**PROBLEM TO WORK ON:** Write out the full set of records exactly. Any pictures in them do not belong in the copy.

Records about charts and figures
>> Begin
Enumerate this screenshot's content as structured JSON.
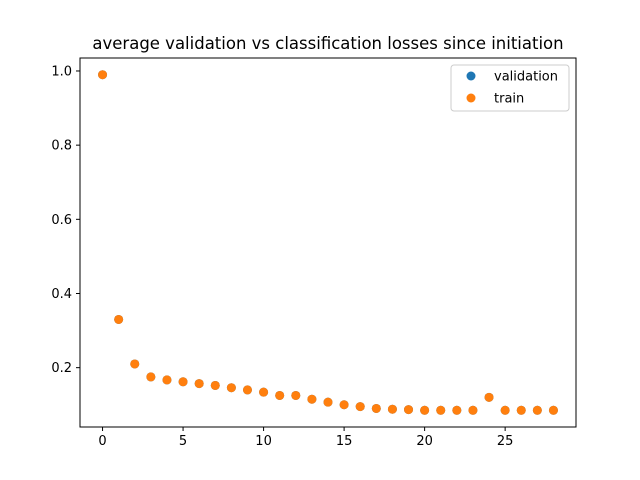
{
  "chart_data": {
    "type": "scatter",
    "title": "average validation vs classification losses since initiation",
    "xlabel": "",
    "ylabel": "",
    "xlim": [
      -1.4,
      29.4
    ],
    "ylim": [
      0.04,
      1.035
    ],
    "xticks": [
      0,
      5,
      10,
      15,
      20,
      25
    ],
    "yticks": [
      0.2,
      0.4,
      0.6,
      0.8,
      1.0
    ],
    "xtick_labels": [
      "0",
      "5",
      "10",
      "15",
      "20",
      "25"
    ],
    "ytick_labels": [
      "0.2",
      "0.4",
      "0.6",
      "0.8",
      "1.0"
    ],
    "grid": false,
    "legend_position": "top-right",
    "x": [
      0,
      1,
      2,
      3,
      4,
      5,
      6,
      7,
      8,
      9,
      10,
      11,
      12,
      13,
      14,
      15,
      16,
      17,
      18,
      19,
      20,
      21,
      22,
      23,
      24,
      25,
      26,
      27,
      28
    ],
    "series": [
      {
        "name": "validation",
        "color": "#1f77b4",
        "values": [
          0.99,
          0.33,
          0.21,
          0.175,
          0.167,
          0.162,
          0.157,
          0.152,
          0.146,
          0.14,
          0.134,
          0.125,
          0.125,
          0.115,
          0.107,
          0.1,
          0.095,
          0.09,
          0.088,
          0.087,
          0.085,
          0.085,
          0.085,
          0.085,
          0.12,
          0.085,
          0.085,
          0.085,
          0.085
        ]
      },
      {
        "name": "train",
        "color": "#ff7f0e",
        "values": [
          0.99,
          0.33,
          0.21,
          0.175,
          0.167,
          0.162,
          0.157,
          0.152,
          0.146,
          0.14,
          0.134,
          0.125,
          0.125,
          0.115,
          0.107,
          0.1,
          0.095,
          0.09,
          0.088,
          0.087,
          0.085,
          0.085,
          0.085,
          0.085,
          0.12,
          0.085,
          0.085,
          0.085,
          0.085
        ]
      }
    ]
  }
}
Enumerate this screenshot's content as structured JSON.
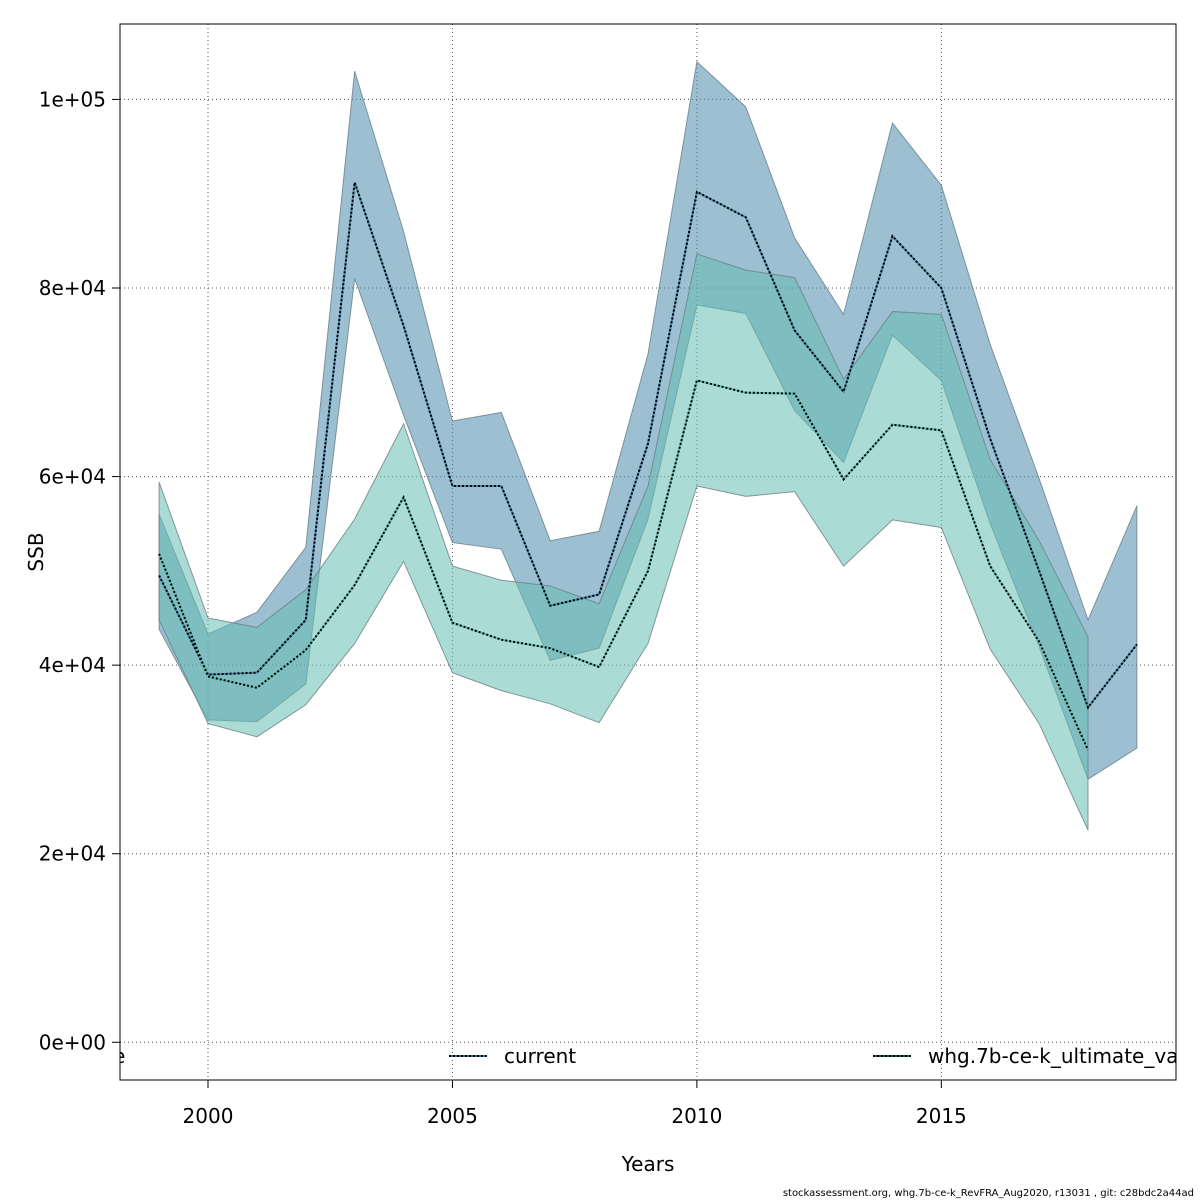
{
  "chart_data": {
    "type": "area",
    "xlabel": "Years",
    "ylabel": "SSB",
    "xlim": [
      1998.2,
      2019.8
    ],
    "ylim": [
      -4000,
      108000
    ],
    "x_ticks": [
      2000,
      2005,
      2010,
      2015
    ],
    "x_tick_labels": [
      "2000",
      "2005",
      "2010",
      "2015"
    ],
    "y_ticks": [
      0,
      20000,
      40000,
      60000,
      80000,
      100000
    ],
    "y_tick_labels": [
      "0e+00",
      "2e+04",
      "4e+04",
      "6e+04",
      "8e+04",
      "1e+05"
    ],
    "grid": true,
    "legend_placement": "bottom",
    "legend": [
      {
        "label": "e",
        "color": null
      },
      {
        "label": "current",
        "color": "#2E6E99"
      },
      {
        "label": "whg.7b-ce-k_ultimate_va",
        "color": "#00594C"
      }
    ],
    "series": [
      {
        "name": "current",
        "line_color": "#000000",
        "band_color": "#4A8BAD",
        "x": [
          1999,
          2000,
          2001,
          2002,
          2003,
          2004,
          2005,
          2006,
          2007,
          2008,
          2009,
          2010,
          2011,
          2012,
          2013,
          2014,
          2015,
          2016,
          2017,
          2018,
          2019
        ],
        "values": [
          49500,
          39000,
          39200,
          44800,
          91200,
          76000,
          59000,
          59000,
          46300,
          47500,
          63500,
          90200,
          87500,
          75500,
          69000,
          85500,
          80000,
          64000,
          50000,
          35500,
          42200
        ],
        "lower": [
          43800,
          34200,
          34000,
          38000,
          81000,
          66500,
          53000,
          52300,
          40500,
          41800,
          55500,
          78200,
          77300,
          67000,
          61500,
          75000,
          70200,
          55000,
          42000,
          27900,
          31200
        ],
        "upper": [
          56000,
          43300,
          45600,
          52500,
          103000,
          86000,
          65900,
          66800,
          53200,
          54200,
          73000,
          104000,
          99200,
          85300,
          77200,
          97500,
          90900,
          74000,
          59800,
          44800,
          56900
        ]
      },
      {
        "name": "whg.7b-ce-k_ultimate_va",
        "line_color": "#000000",
        "band_color": "#66BEB2",
        "x": [
          1999,
          2000,
          2001,
          2002,
          2003,
          2004,
          2005,
          2006,
          2007,
          2008,
          2009,
          2010,
          2011,
          2012,
          2013,
          2014,
          2015,
          2016,
          2017,
          2018
        ],
        "values": [
          51800,
          38800,
          37600,
          41600,
          48500,
          57800,
          44500,
          42700,
          41800,
          39800,
          50000,
          70200,
          68900,
          68800,
          59700,
          65500,
          64900,
          50500,
          42500,
          31000
        ],
        "lower": [
          44800,
          33800,
          32400,
          35800,
          42300,
          51000,
          39200,
          37300,
          35900,
          33900,
          42300,
          59000,
          57900,
          58400,
          50500,
          55400,
          54600,
          41700,
          33800,
          22500
        ],
        "upper": [
          59400,
          45000,
          44000,
          48000,
          55500,
          65600,
          50500,
          49000,
          48400,
          46500,
          59000,
          83600,
          81900,
          81100,
          70300,
          77500,
          77200,
          61800,
          53200,
          43000
        ]
      }
    ]
  },
  "footer": "stockassessment.org, whg.7b-ce-k_RevFRA_Aug2020, r13031 , git: c28bdc2a44ad"
}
>> End
**CORRECT ANSWER:**
Enumerate this screenshot's content as structured JSON.
{
  "chart_data": {
    "type": "scatter",
    "title": "average validation vs classification losses since initiation",
    "xlabel": "",
    "ylabel": "",
    "xlim": [
      -1.4,
      29.4
    ],
    "ylim": [
      0.04,
      1.035
    ],
    "xticks": [
      0,
      5,
      10,
      15,
      20,
      25
    ],
    "yticks": [
      0.2,
      0.4,
      0.6,
      0.8,
      1.0
    ],
    "xtick_labels": [
      "0",
      "5",
      "10",
      "15",
      "20",
      "25"
    ],
    "ytick_labels": [
      "0.2",
      "0.4",
      "0.6",
      "0.8",
      "1.0"
    ],
    "grid": false,
    "legend_position": "top-right",
    "x": [
      0,
      1,
      2,
      3,
      4,
      5,
      6,
      7,
      8,
      9,
      10,
      11,
      12,
      13,
      14,
      15,
      16,
      17,
      18,
      19,
      20,
      21,
      22,
      23,
      24,
      25,
      26,
      27,
      28
    ],
    "series": [
      {
        "name": "validation",
        "color": "#1f77b4",
        "values": [
          0.99,
          0.33,
          0.21,
          0.175,
          0.167,
          0.162,
          0.157,
          0.152,
          0.146,
          0.14,
          0.134,
          0.125,
          0.125,
          0.115,
          0.107,
          0.1,
          0.095,
          0.09,
          0.088,
          0.087,
          0.085,
          0.085,
          0.085,
          0.085,
          0.12,
          0.085,
          0.085,
          0.085,
          0.085
        ]
      },
      {
        "name": "train",
        "color": "#ff7f0e",
        "values": [
          0.99,
          0.33,
          0.21,
          0.175,
          0.167,
          0.162,
          0.157,
          0.152,
          0.146,
          0.14,
          0.134,
          0.125,
          0.125,
          0.115,
          0.107,
          0.1,
          0.095,
          0.09,
          0.088,
          0.087,
          0.085,
          0.085,
          0.085,
          0.085,
          0.12,
          0.085,
          0.085,
          0.085,
          0.085
        ]
      }
    ]
  }
}
Enumerate this screenshot's content as structured JSON.
{
  "chart_data": {
    "type": "area",
    "xlabel": "Years",
    "ylabel": "SSB",
    "xlim": [
      1998.2,
      2019.8
    ],
    "ylim": [
      -4000,
      108000
    ],
    "x_ticks": [
      2000,
      2005,
      2010,
      2015
    ],
    "x_tick_labels": [
      "2000",
      "2005",
      "2010",
      "2015"
    ],
    "y_ticks": [
      0,
      20000,
      40000,
      60000,
      80000,
      100000
    ],
    "y_tick_labels": [
      "0e+00",
      "2e+04",
      "4e+04",
      "6e+04",
      "8e+04",
      "1e+05"
    ],
    "grid": true,
    "legend_placement": "bottom",
    "legend": [
      {
        "label": "e",
        "color": null
      },
      {
        "label": "current",
        "color": "#2E6E99"
      },
      {
        "label": "whg.7b-ce-k_ultimate_va",
        "color": "#00594C"
      }
    ],
    "series": [
      {
        "name": "current",
        "line_color": "#000000",
        "band_color": "#4A8BAD",
        "x": [
          1999,
          2000,
          2001,
          2002,
          2003,
          2004,
          2005,
          2006,
          2007,
          2008,
          2009,
          2010,
          2011,
          2012,
          2013,
          2014,
          2015,
          2016,
          2017,
          2018,
          2019
        ],
        "values": [
          49500,
          39000,
          39200,
          44800,
          91200,
          76000,
          59000,
          59000,
          46300,
          47500,
          63500,
          90200,
          87500,
          75500,
          69000,
          85500,
          80000,
          64000,
          50000,
          35500,
          42200
        ],
        "lower": [
          43800,
          34200,
          34000,
          38000,
          81000,
          66500,
          53000,
          52300,
          40500,
          41800,
          55500,
          78200,
          77300,
          67000,
          61500,
          75000,
          70200,
          55000,
          42000,
          27900,
          31200
        ],
        "upper": [
          56000,
          43300,
          45600,
          52500,
          103000,
          86000,
          65900,
          66800,
          53200,
          54200,
          73000,
          104000,
          99200,
          85300,
          77200,
          97500,
          90900,
          74000,
          59800,
          44800,
          56900
        ]
      },
      {
        "name": "whg.7b-ce-k_ultimate_va",
        "line_color": "#000000",
        "band_color": "#66BEB2",
        "x": [
          1999,
          2000,
          2001,
          2002,
          2003,
          2004,
          2005,
          2006,
          2007,
          2008,
          2009,
          2010,
          2011,
          2012,
          2013,
          2014,
          2015,
          2016,
          2017,
          2018
        ],
        "values": [
          51800,
          38800,
          37600,
          41600,
          48500,
          57800,
          44500,
          42700,
          41800,
          39800,
          50000,
          70200,
          68900,
          68800,
          59700,
          65500,
          64900,
          50500,
          42500,
          31000
        ],
        "lower": [
          44800,
          33800,
          32400,
          35800,
          42300,
          51000,
          39200,
          37300,
          35900,
          33900,
          42300,
          59000,
          57900,
          58400,
          50500,
          55400,
          54600,
          41700,
          33800,
          22500
        ],
        "upper": [
          59400,
          45000,
          44000,
          48000,
          55500,
          65600,
          50500,
          49000,
          48400,
          46500,
          59000,
          83600,
          81900,
          81100,
          70300,
          77500,
          77200,
          61800,
          53200,
          43000
        ]
      }
    ]
  },
  "footer": "stockassessment.org, whg.7b-ce-k_RevFRA_Aug2020, r13031 , git: c28bdc2a44ad"
}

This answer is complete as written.